Work to complete: Output all the data exactly. Pictures do not belong in the copy.

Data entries
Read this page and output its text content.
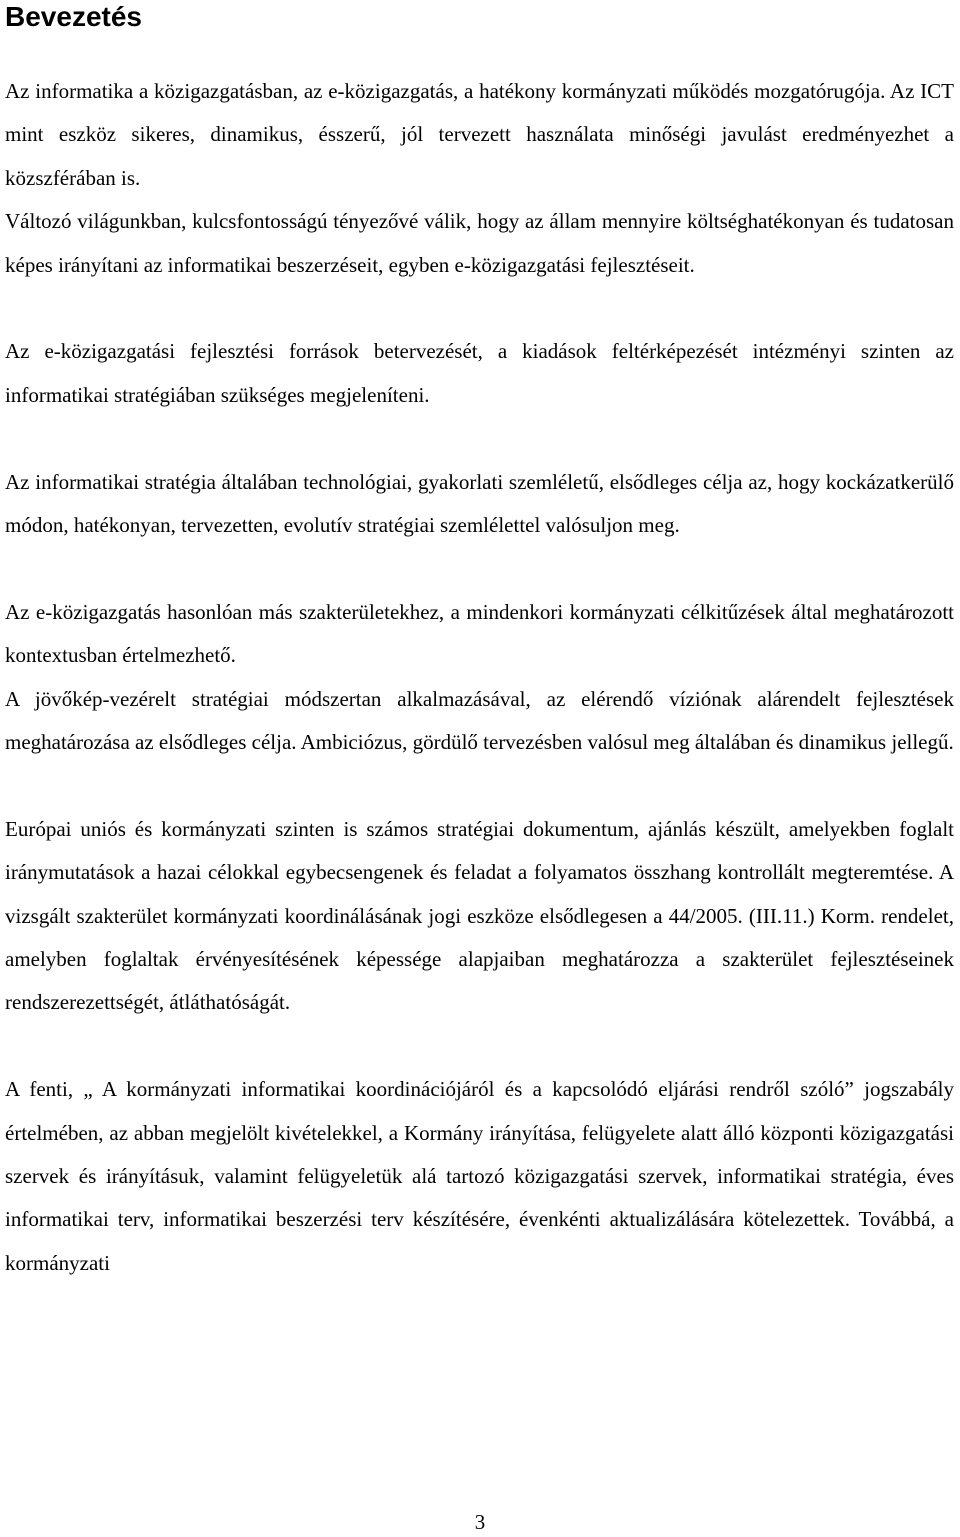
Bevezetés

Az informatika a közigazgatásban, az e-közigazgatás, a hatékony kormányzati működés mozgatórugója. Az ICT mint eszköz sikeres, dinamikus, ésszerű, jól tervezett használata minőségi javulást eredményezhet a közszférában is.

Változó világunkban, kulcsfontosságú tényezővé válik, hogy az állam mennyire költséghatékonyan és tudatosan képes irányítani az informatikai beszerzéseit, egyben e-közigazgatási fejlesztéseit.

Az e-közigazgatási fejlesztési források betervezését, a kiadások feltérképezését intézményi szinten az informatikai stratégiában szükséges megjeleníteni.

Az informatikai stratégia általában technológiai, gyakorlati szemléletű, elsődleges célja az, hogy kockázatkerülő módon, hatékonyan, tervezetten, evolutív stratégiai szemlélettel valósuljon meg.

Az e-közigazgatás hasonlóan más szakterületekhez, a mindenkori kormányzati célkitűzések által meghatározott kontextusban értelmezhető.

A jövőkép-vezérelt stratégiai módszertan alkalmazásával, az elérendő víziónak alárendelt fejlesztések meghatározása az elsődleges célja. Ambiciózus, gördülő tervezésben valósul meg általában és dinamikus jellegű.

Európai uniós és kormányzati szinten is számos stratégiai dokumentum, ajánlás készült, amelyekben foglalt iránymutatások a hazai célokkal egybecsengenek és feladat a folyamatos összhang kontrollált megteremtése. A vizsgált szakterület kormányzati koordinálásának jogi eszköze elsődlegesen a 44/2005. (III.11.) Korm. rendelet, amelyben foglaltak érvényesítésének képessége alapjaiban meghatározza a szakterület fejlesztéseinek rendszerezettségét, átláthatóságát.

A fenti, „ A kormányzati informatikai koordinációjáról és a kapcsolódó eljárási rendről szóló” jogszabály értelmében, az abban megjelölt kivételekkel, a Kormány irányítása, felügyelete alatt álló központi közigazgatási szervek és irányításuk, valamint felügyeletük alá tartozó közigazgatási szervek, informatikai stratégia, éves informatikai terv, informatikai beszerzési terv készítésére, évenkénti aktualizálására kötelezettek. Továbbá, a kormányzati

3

Reply:
Read this page and output its text content.
Bevezetés

Az informatika a közigazgatásban, az e-közigazgatás, a hatékony kormányzati működés mozgatórugója. Az ICT mint eszköz sikeres, dinamikus, ésszerű, jól tervezett használata minőségi javulást eredményezhet a közszférában is.

Változó világunkban, kulcsfontosságú tényezővé válik, hogy az állam mennyire költséghatékonyan és tudatosan képes irányítani az informatikai beszerzéseit, egyben e-közigazgatási fejlesztéseit.

Az e-közigazgatási fejlesztési források betervezését, a kiadások feltérképezését intézményi szinten az informatikai stratégiában szükséges megjeleníteni.

Az informatikai stratégia általában technológiai, gyakorlati szemléletű, elsődleges célja az, hogy kockázatkerülő módon, hatékonyan, tervezetten, evolutív stratégiai szemlélettel valósuljon meg.

Az e-közigazgatás hasonlóan más szakterületekhez, a mindenkori kormányzati célkitűzések által meghatározott kontextusban értelmezhető.

A jövőkép-vezérelt stratégiai módszertan alkalmazásával, az elérendő víziónak alárendelt fejlesztések meghatározása az elsődleges célja. Ambiciózus, gördülő tervezésben valósul meg általában és dinamikus jellegű.

Európai uniós és kormányzati szinten is számos stratégiai dokumentum, ajánlás készült, amelyekben foglalt iránymutatások a hazai célokkal egybecsengenek és feladat a folyamatos összhang kontrollált megteremtése. A vizsgált szakterület kormányzati koordinálásának jogi eszköze elsődlegesen a 44/2005. (III.11.) Korm. rendelet, amelyben foglaltak érvényesítésének képessége alapjaiban meghatározza a szakterület fejlesztéseinek rendszerezettségét, átláthatóságát.

A fenti, „ A kormányzati informatikai koordinációjáról és a kapcsolódó eljárási rendről szóló” jogszabály értelmében, az abban megjelölt kivételekkel, a Kormány irányítása, felügyelete alatt álló központi közigazgatási szervek és irányításuk, valamint felügyeletük alá tartozó közigazgatási szervek, informatikai stratégia, éves informatikai terv, informatikai beszerzési terv készítésére, évenkénti aktualizálására kötelezettek. Továbbá, a kormányzati

3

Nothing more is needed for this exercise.